------ Records for the exercise ------
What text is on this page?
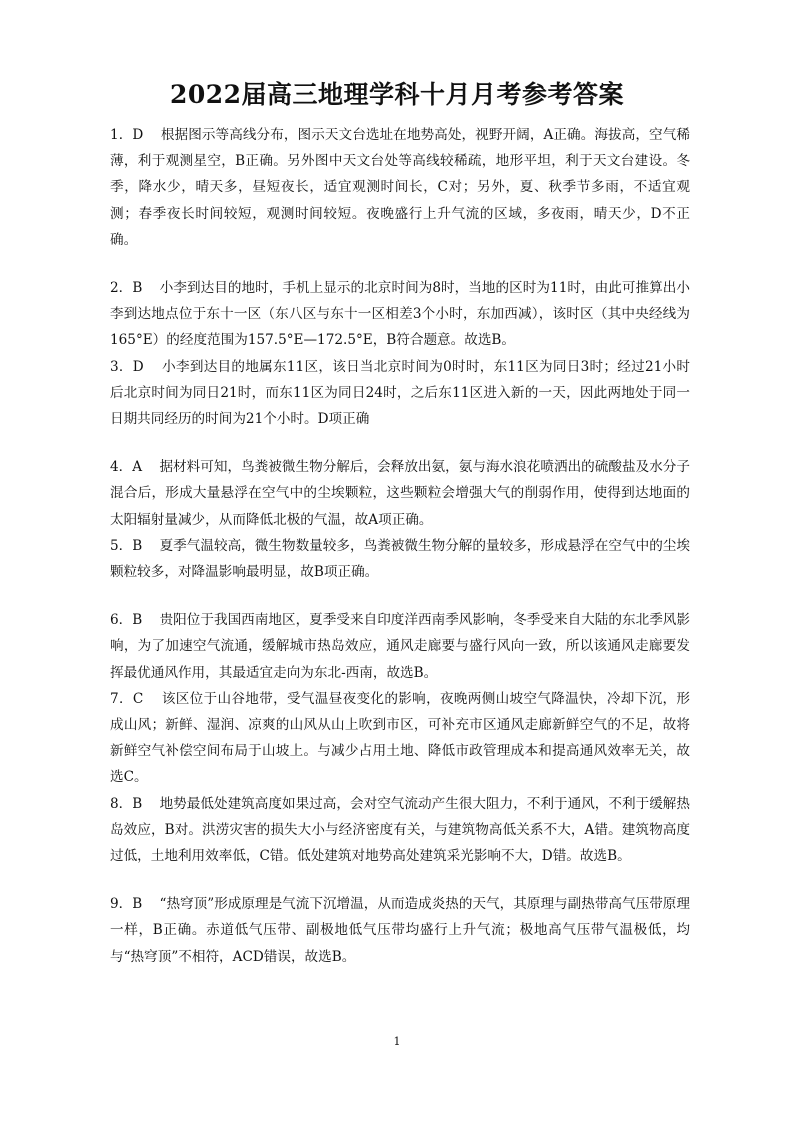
2022届高三地理学科十月月考参考答案

1．D 根据图示等高线分布，图示天文台选址在地势高处，视野开阔，A正确。海拔高，空气稀薄，利于观测星空，B正确。另外图中天文台处等高线较稀疏，地形平坦，利于天文台建设。冬季，降水少，晴天多，昼短夜长，适宜观测时间长，C对；另外，夏、秋季节多雨，不适宜观测；春季夜长时间较短，观测时间较短。夜晚盛行上升气流的区域，多夜雨，晴天少，D不正确。

2．B 小李到达目的地时，手机上显示的北京时间为8时，当地的区时为11时，由此可推算出小李到达地点位于东十一区（东八区与东十一区相差3个小时，东加西减），该时区（其中央经线为165°E）的经度范围为157.5°E—172.5°E，B符合题意。故选B。

3．D 小李到达目的地属东11区，该日当北京时间为0时时，东11区为同日3时；经过21小时后北京时间为同日21时，而东11区为同日24时，之后东11区进入新的一天，因此两地处于同一日期共同经历的时间为21个小时。D项正确

4．A 据材料可知，鸟粪被微生物分解后，会释放出氨，氨与海水浪花喷洒出的硫酸盐及水分子混合后，形成大量悬浮在空气中的尘埃颗粒，这些颗粒会增强大气的削弱作用，使得到达地面的太阳辐射量减少，从而降低北极的气温，故A项正确。

5．B 夏季气温较高，微生物数量较多，鸟粪被微生物分解的量较多，形成悬浮在空气中的尘埃颗粒较多，对降温影响最明显，故B项正确。

6．B 贵阳位于我国西南地区，夏季受来自印度洋西南季风影响，冬季受来自大陆的东北季风影响，为了加速空气流通，缓解城市热岛效应，通风走廊要与盛行风向一致，所以该通风走廊要发挥最优通风作用，其最适宜走向为东北-西南，故选B。

7．C 该区位于山谷地带，受气温昼夜变化的影响，夜晚两侧山坡空气降温快，冷却下沉，形成山风；新鲜、湿润、凉爽的山风从山上吹到市区，可补充市区通风走廊新鲜空气的不足，故将新鲜空气补偿空间布局于山坡上。与减少占用土地、降低市政管理成本和提高通风效率无关，故选C。

8．B 地势最低处建筑高度如果过高，会对空气流动产生很大阻力，不利于通风，不利于缓解热岛效应，B对。洪涝灾害的损失大小与经济密度有关，与建筑物高低关系不大，A错。建筑物高度过低，土地利用效率低，C错。低处建筑对地势高处建筑采光影响不大，D错。故选B。

9．B “热穹顶”形成原理是气流下沉增温，从而造成炎热的天气，其原理与副热带高气压带原理一样，B正确。赤道低气压带、副极地低气压带均盛行上升气流；极地高气压带气温极低，均与“热穹顶”不相符，ACD错误，故选B。

1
------
[What this task involves]
Copy each line exactly, and leave the pictures out of your copy.

[Task result]
What text is on this page?
2022届高三地理学科十月月考参考答案

1．D 根据图示等高线分布，图示天文台选址在地势高处，视野开阔，A正确。海拔高，空气稀薄，利于观测星空，B正确。另外图中天文台处等高线较稀疏，地形平坦，利于天文台建设。冬季，降水少，晴天多，昼短夜长，适宜观测时间长，C对；另外，夏、秋季节多雨，不适宜观测；春季夜长时间较短，观测时间较短。夜晚盛行上升气流的区域，多夜雨，晴天少，D不正确。

2．B 小李到达目的地时，手机上显示的北京时间为8时，当地的区时为11时，由此可推算出小李到达地点位于东十一区（东八区与东十一区相差3个小时，东加西减），该时区（其中央经线为165°E）的经度范围为157.5°E—172.5°E，B符合题意。故选B。

3．D 小李到达目的地属东11区，该日当北京时间为0时时，东11区为同日3时；经过21小时后北京时间为同日21时，而东11区为同日24时，之后东11区进入新的一天，因此两地处于同一日期共同经历的时间为21个小时。D项正确

4．A 据材料可知，鸟粪被微生物分解后，会释放出氨，氨与海水浪花喷洒出的硫酸盐及水分子混合后，形成大量悬浮在空气中的尘埃颗粒，这些颗粒会增强大气的削弱作用，使得到达地面的太阳辐射量减少，从而降低北极的气温，故A项正确。

5．B 夏季气温较高，微生物数量较多，鸟粪被微生物分解的量较多，形成悬浮在空气中的尘埃颗粒较多，对降温影响最明显，故B项正确。

6．B 贵阳位于我国西南地区，夏季受来自印度洋西南季风影响，冬季受来自大陆的东北季风影响，为了加速空气流通，缓解城市热岛效应，通风走廊要与盛行风向一致，所以该通风走廊要发挥最优通风作用，其最适宜走向为东北-西南，故选B。

7．C 该区位于山谷地带，受气温昼夜变化的影响，夜晚两侧山坡空气降温快，冷却下沉，形成山风；新鲜、湿润、凉爽的山风从山上吹到市区，可补充市区通风走廊新鲜空气的不足，故将新鲜空气补偿空间布局于山坡上。与减少占用土地、降低市政管理成本和提高通风效率无关，故选C。

8．B 地势最低处建筑高度如果过高，会对空气流动产生很大阻力，不利于通风，不利于缓解热岛效应，B对。洪涝灾害的损失大小与经济密度有关，与建筑物高低关系不大，A错。建筑物高度过低，土地利用效率低，C错。低处建筑对地势高处建筑采光影响不大，D错。故选B。

9．B “热穹顶”形成原理是气流下沉增温，从而造成炎热的天气，其原理与副热带高气压带原理一样，B正确。赤道低气压带、副极地低气压带均盛行上升气流；极地高气压带气温极低，均与“热穹顶”不相符，ACD错误，故选B。

1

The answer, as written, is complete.